● Data entries
★ ★ ★ ★ ★
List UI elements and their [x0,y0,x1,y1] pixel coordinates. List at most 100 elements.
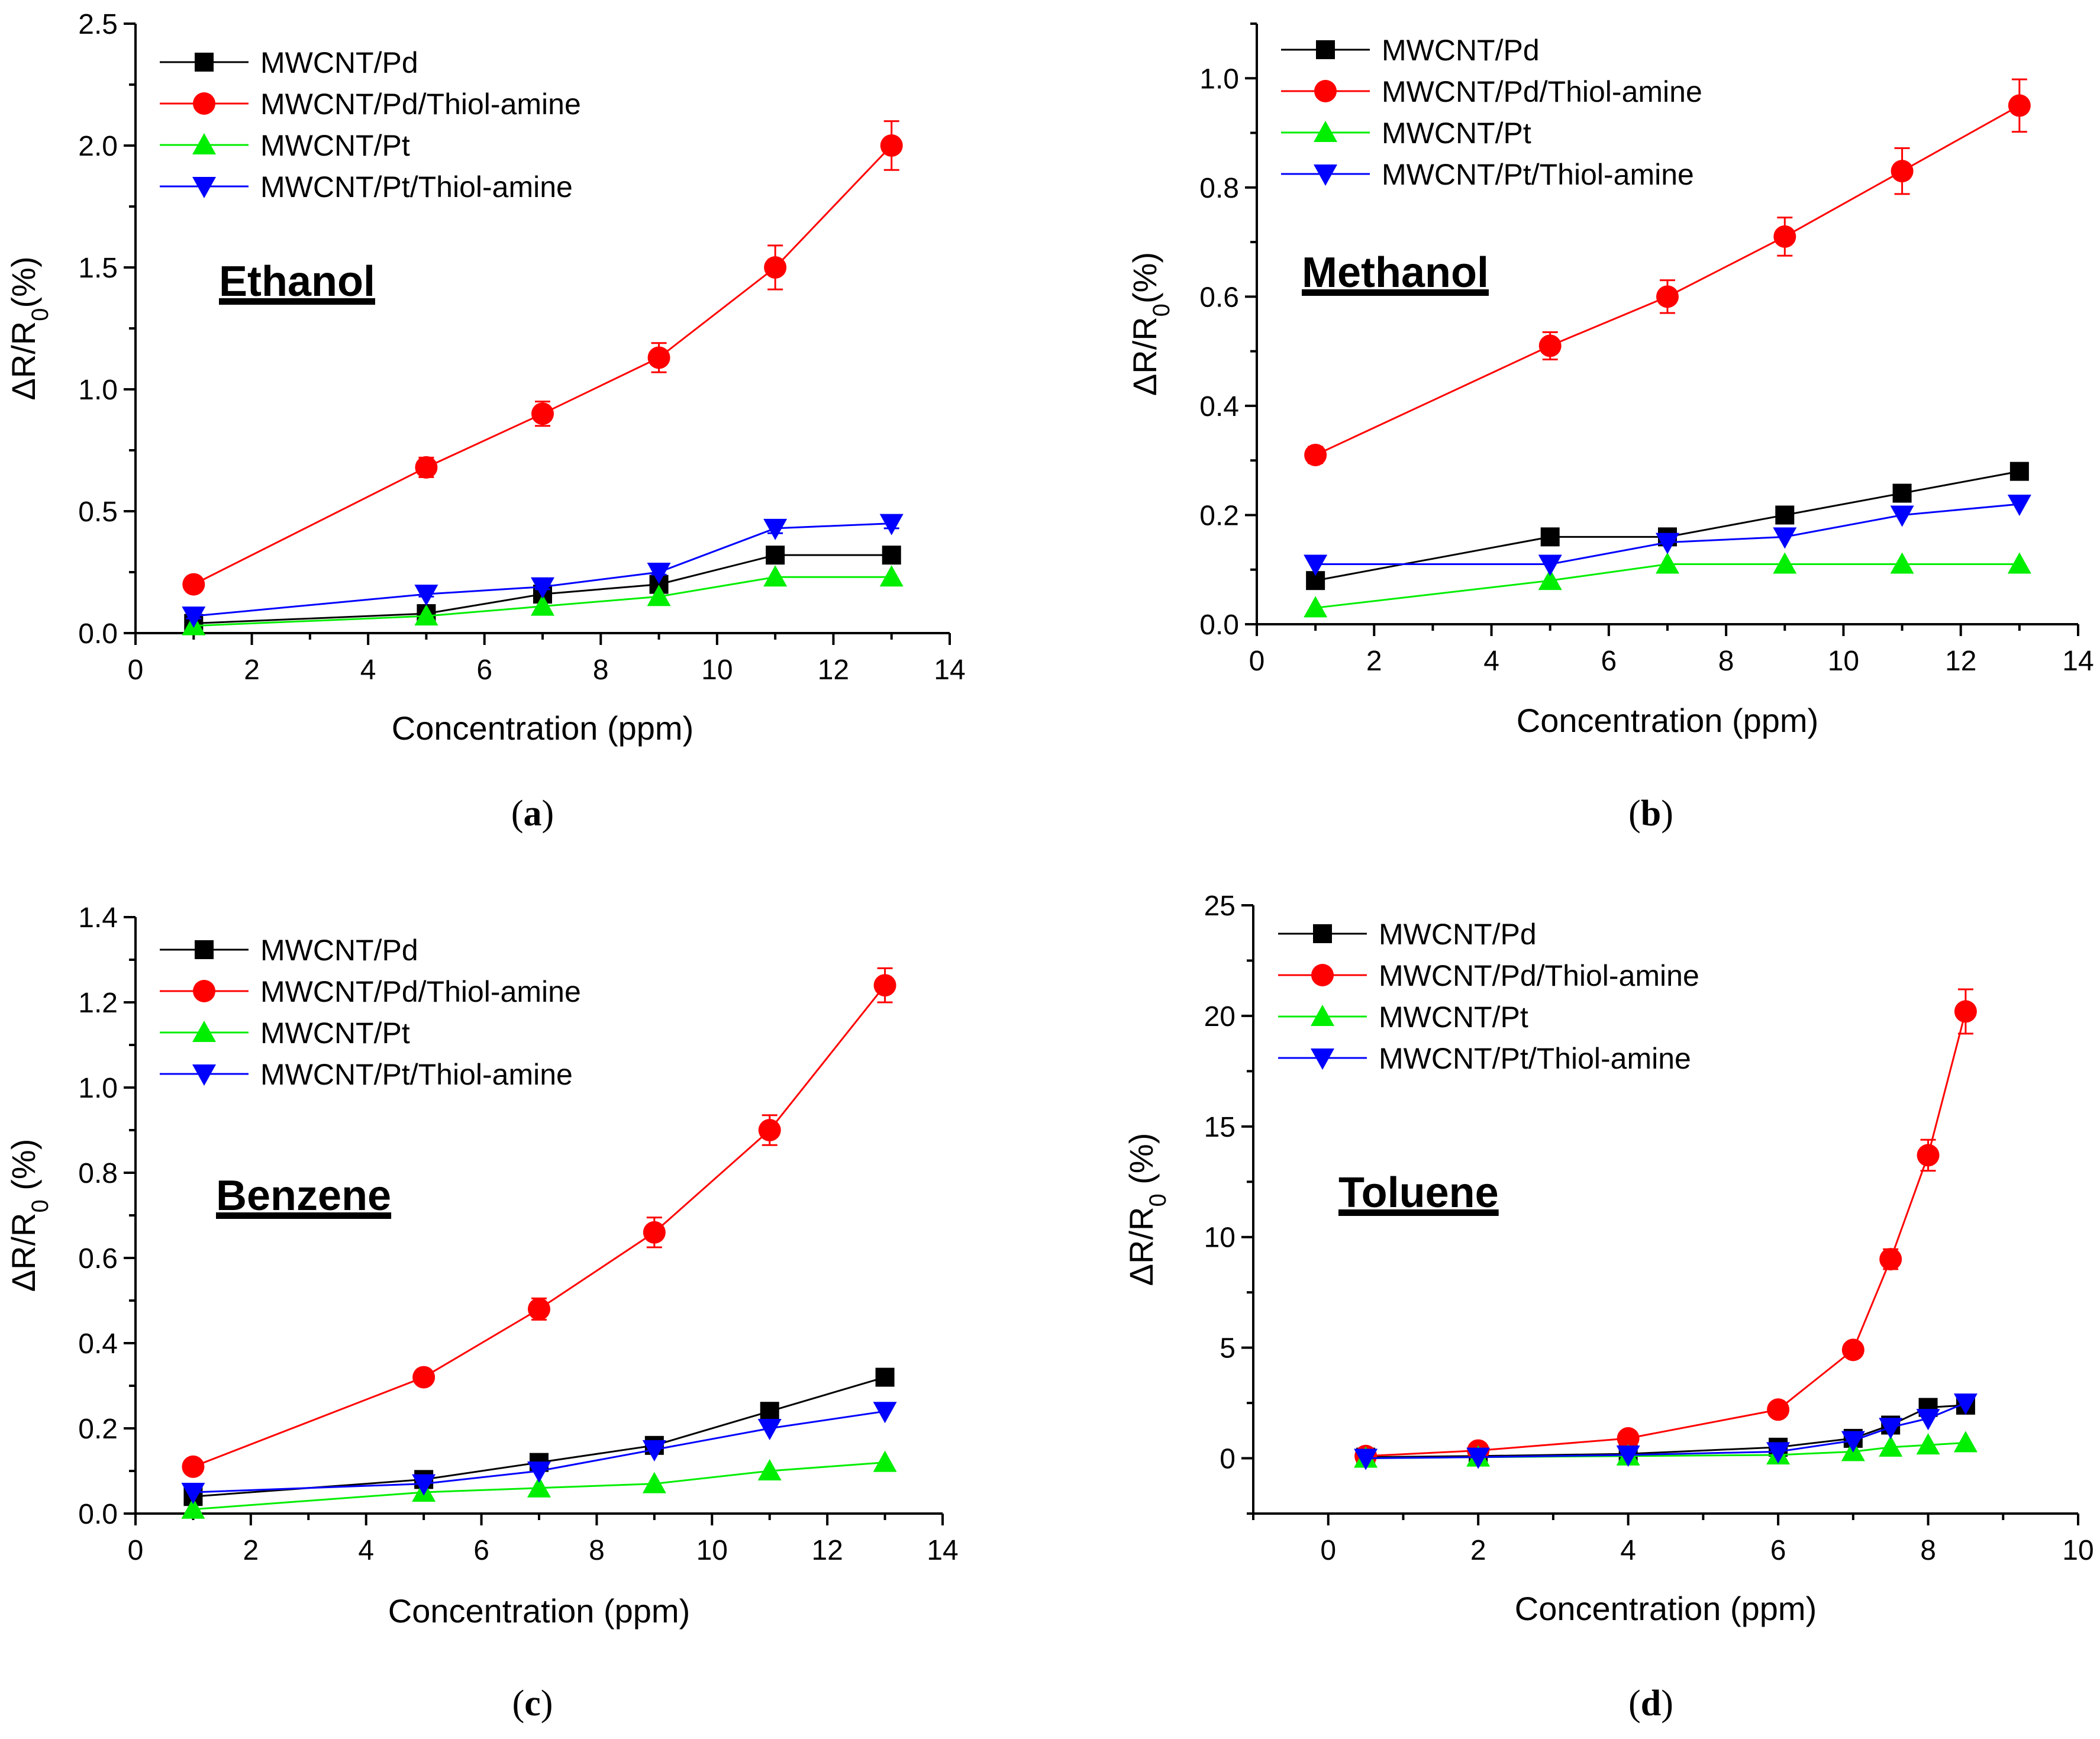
data-point [873,974,896,997]
x-tick-label: 8 [593,654,609,686]
x-tick-label: 2 [243,1535,259,1566]
x-tick-label: 6 [473,1535,489,1566]
y-tick-label: 1.0 [1199,63,1239,95]
x-tick-label: 4 [1620,1535,1636,1566]
data-point [1954,1000,1977,1023]
y-tick-label: 1.5 [78,253,118,284]
x-tick-label: 0 [1320,1535,1336,1566]
data-point [2009,462,2029,481]
x-tick-label: 6 [476,654,492,686]
data-point [1916,1433,1940,1455]
data-point [1773,527,1797,549]
series-line [193,1461,885,1511]
x-tick-label: 14 [927,1535,958,1566]
series-line [193,522,892,617]
y-tick-label: 0.0 [1199,609,1239,641]
y-axis-label-unit: (%) [5,1139,42,1200]
data-point [873,1450,897,1472]
data-point [2007,552,2031,574]
data-point [1841,1338,1864,1361]
chart-panel-2: 0 2 4 6 8 10 12 14 0.0 0.2 0.4 0.6 0.8 1.0 Concentrati… [1126,22,2094,739]
x-axis-label: Concentration (ppm) [1515,1590,1817,1627]
compound-annotation: Toluene [1338,1169,1499,1217]
series-MWCNT/Pd/Thiol-amine [182,967,896,1478]
data-point [1617,1427,1640,1450]
data-point [763,565,788,587]
compound-annotation: Methanol [1302,249,1489,296]
x-tick-label: 10 [2062,1535,2093,1566]
data-point [1538,569,1562,591]
data-point [1917,1144,1940,1167]
x-axis-label: Concentration (ppm) [1517,702,1818,739]
legend-marker [193,92,215,115]
legend: MWCNT/Pd MWCNT/Pd/Thiol-amine MWCNT/Pt MWCN… [160,46,581,204]
data-point [1775,505,1795,525]
data-point [1890,505,1914,527]
data-point [527,1476,551,1498]
y-axis-label-subscript: 0 [27,1199,53,1212]
series-MWCNT/Pt/Thiol-amine [1304,495,2031,576]
y-tick-label: 0.8 [78,1158,118,1189]
y-axis-label: ΔR/R0 (%) [5,1139,53,1292]
data-point [643,1221,666,1244]
data-point [531,577,554,599]
y-tick-label: 0.6 [78,1243,118,1275]
y-tick-label: 1.0 [78,1073,118,1104]
legend-label: MWCNT/Pd [1382,34,1540,67]
x-tick-label: 12 [818,654,849,686]
legend-marker [1313,924,1332,943]
x-tick-label: 0 [1249,646,1265,677]
data-point [1656,285,1679,308]
legend-marker [192,1021,216,1042]
legend-label: MWCNT/Pd [260,46,418,79]
y-tick-label: 0.4 [78,1328,118,1360]
series-line [1315,470,2020,582]
legend-label: MWCNT/Pd/Thiol-amine [1382,75,1702,108]
y-tick-label: 2.0 [78,131,118,162]
series-line [193,1410,885,1493]
y-axis-label: ΔR/R0(%) [1126,252,1175,396]
data-point [647,563,671,584]
data-point [1540,527,1560,547]
x-tick-label: 8 [1920,1535,1936,1566]
series-MWCNT/Pt [1304,552,2031,618]
data-point [757,1459,782,1480]
legend-label: MWCNT/Pt/Thiol-amine [1379,1042,1691,1075]
data-point [412,1366,436,1389]
x-tick-label: 4 [358,1535,374,1566]
data-point [1304,596,1328,618]
data-point [412,1474,436,1496]
x-tick-label: 2 [1470,1535,1486,1566]
legend-label: MWCNT/Pt [1382,117,1531,150]
data-point [763,518,788,540]
y-axis-label-main: ΔR/R [1126,317,1163,396]
y-tick-label: 2.5 [78,9,118,40]
x-tick-label: 10 [1828,646,1859,677]
y-axis-label: ΔR/R0(%) [5,256,53,400]
data-point [647,346,670,369]
x-tick-label: 2 [1366,646,1382,677]
data-point [1656,552,1679,574]
series-line [193,144,892,585]
panel-caption-b: (b) [1628,793,1673,834]
legend-label: MWCNT/Pt [260,1017,410,1050]
data-point [882,546,901,565]
y-axis-label-subscript: 0 [27,308,53,321]
legend-label: MWCNT/Pd/Thiol-amine [260,88,581,121]
legend-label: MWCNT/Pt [260,129,410,162]
legend-marker [1314,80,1337,102]
data-point [1538,554,1562,576]
legend-label: MWCNT/Pd/Thiol-amine [260,975,581,1008]
data-point [879,565,904,587]
legend-marker [192,133,216,154]
x-axis-label: Concentration (ppm) [388,1592,690,1630]
y-tick-label: 0.0 [78,1499,118,1530]
y-tick-label: 0.0 [78,618,118,650]
x-tick-label: 4 [1483,646,1499,677]
series-MWCNT/Pt [182,565,904,635]
series-MWCNT/Pt/Thiol-amine [1354,1393,1978,1470]
data-point [879,514,904,535]
data-point [527,1461,551,1483]
x-axis-label: Concentration (ppm) [392,709,693,747]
★ ★ ★ ★ ★
● Task description
Render every line of the records above as a JSON list of strings, one string per line, with blank lines and the pictures left out.

● Written answer
[
  "List UI elements and their [x0,y0,x1,y1] pixel coordinates. List at most 100 elements.",
  "data-point [873,974,896,997]",
  "x-tick-label: 8 [593,654,609,686]",
  "x-tick-label: 2 [243,1535,259,1566]",
  "x-tick-label: 6 [473,1535,489,1566]",
  "y-tick-label: 1.0 [1199,63,1239,95]",
  "x-tick-label: 4 [1620,1535,1636,1566]",
  "data-point [1954,1000,1977,1023]",
  "y-tick-label: 1.5 [78,253,118,284]",
  "x-tick-label: 0 [1320,1535,1336,1566]",
  "data-point [2009,462,2029,481]",
  "x-tick-label: 6 [476,654,492,686]",
  "data-point [1916,1433,1940,1455]",
  "data-point [1773,527,1797,549]",
  "series-line [193,1461,885,1511]",
  "x-tick-label: 14 [927,1535,958,1566]",
  "series-line [193,522,892,617]",
  "y-tick-label: 0.0 [1199,609,1239,641]",
  "y-axis-label-unit: (%) [5,1139,42,1200]",
  "data-point [873,1450,897,1472]",
  "data-point [2007,552,2031,574]",
  "data-point [1841,1338,1864,1361]",
  "chart-panel-2: 0 2 4 6 8 10 12 14 0.0 0.2 0.4 0.6 0.8 1.0 Concentrati… [1126,22,2094,739]",
  "x-axis-label: Concentration (ppm) [1515,1590,1817,1627]",
  "compound-annotation: Toluene [1338,1169,1499,1217]",
  "series-MWCNT/Pd/Thiol-amine [182,967,896,1478]",
  "data-point [1617,1427,1640,1450]",
  "data-point [763,565,788,587]",
  "compound-annotation: Methanol [1302,249,1489,296]",
  "x-tick-label: 10 [2062,1535,2093,1566]",
  "data-point [1538,569,1562,591]",
  "data-point [1917,1144,1940,1167]",
  "x-axis-label: Concentration (ppm) [1517,702,1818,739]",
  "legend-marker [193,92,215,115]",
  "legend: MWCNT/Pd MWCNT/Pd/Thiol-amine MWCNT/Pt MWCN… [160,46,581,204]",
  "data-point [1775,505,1795,525]",
  "data-point [1890,505,1914,527]",
  "data-point [527,1476,551,1498]",
  "y-axis-label-subscript: 0 [27,1199,53,1212]",
  "series-MWCNT/Pt/Thiol-amine [1304,495,2031,576]",
  "y-tick-label: 0.8 [78,1158,118,1189]",
  "y-axis-label: ΔR/R0 (%) [5,1139,53,1292]",
  "data-point [643,1221,666,1244]",
  "data-point [531,577,554,599]",
  "y-tick-label: 0.6 [78,1243,118,1275]",
  "y-tick-label: 1.0 [78,1073,118,1104]",
  "legend-label: MWCNT/Pd [1382,34,1540,67]",
  "x-tick-label: 12 [818,654,849,686]",
  "legend-marker [1313,924,1332,943]",
  "x-tick-label: 0 [1249,646,1265,677]",
  "data-point [1656,285,1679,308]",
  "legend-marker [192,1021,216,1042]",
  "legend-label: MWCNT/Pd [260,46,418,79]",
  "y-tick-label: 0.4 [78,1328,118,1360]",
  "series-line [1315,470,2020,582]",
  "legend-label: MWCNT/Pd/Thiol-amine [1382,75,1702,108]",
  "y-tick-label: 2.0 [78,131,118,162]",
  "series-line [193,1410,885,1493]",
  "y-axis-label: ΔR/R0(%) [1126,252,1175,396]",
  "data-point [647,563,671,584]",
  "data-point [1540,527,1560,547]",
  "x-tick-label: 8 [1920,1535,1936,1566]",
  "series-MWCNT/Pt [1304,552,2031,618]",
  "data-point [757,1459,782,1480]",
  "legend-label: MWCNT/Pt/Thiol-amine [1379,1042,1691,1075]",
  "data-point [412,1366,436,1389]",
  "x-tick-label: 4 [358,1535,374,1566]",
  "data-point [1304,596,1328,618]",
  "data-point [412,1474,436,1496]",
  "x-tick-label: 2 [1470,1535,1486,1566]",
  "legend-label: MWCNT/Pt [1382,117,1531,150]",
  "data-point [763,518,788,540]",
  "y-axis-label-main: ΔR/R [1126,317,1163,396]",
  "y-tick-label: 2.5 [78,9,118,40]",
  "x-tick-label: 10 [1828,646,1859,677]",
  "y-axis-label: ΔR/R0(%) [5,256,53,400]",
  "data-point [647,346,670,369]",
  "x-tick-label: 2 [1366,646,1382,677]",
  "data-point [1656,552,1679,574]",
  "series-line [193,144,892,585]",
  "panel-caption-b: (b) [1628,793,1673,834]",
  "legend-label: MWCNT/Pt [260,1017,410,1050]",
  "data-point [882,546,901,565]",
  "y-axis-label-subscript: 0 [27,308,53,321]",
  "legend-label: MWCNT/Pd/Thiol-amine [260,88,581,121]",
  "legend-label: MWCNT/Pt [260,129,410,162]",
  "legend-marker [1314,80,1337,102]",
  "data-point [1538,554,1562,576]",
  "legend-label: MWCNT/Pd/Thiol-amine [260,975,581,1008]",
  "data-point [879,565,904,587]",
  "legend-marker [192,133,216,154]",
  "x-axis-label: Concentration (ppm) [388,1592,690,1630]",
  "y-tick-label: 0.0 [78,1499,118,1530]",
  "y-tick-label: 0.0 [78,618,118,650]",
  "x-tick-label: 4 [1483,646,1499,677]",
  "series-MWCNT/Pt [182,565,904,635]",
  "series-MWCNT/Pt/Thiol-amine [1354,1393,1978,1470]",
  "data-point [879,514,904,535]",
  "data-point [527,1461,551,1483]",
  "x-axis-label: Concentration (ppm) [392,709,693,747]"
]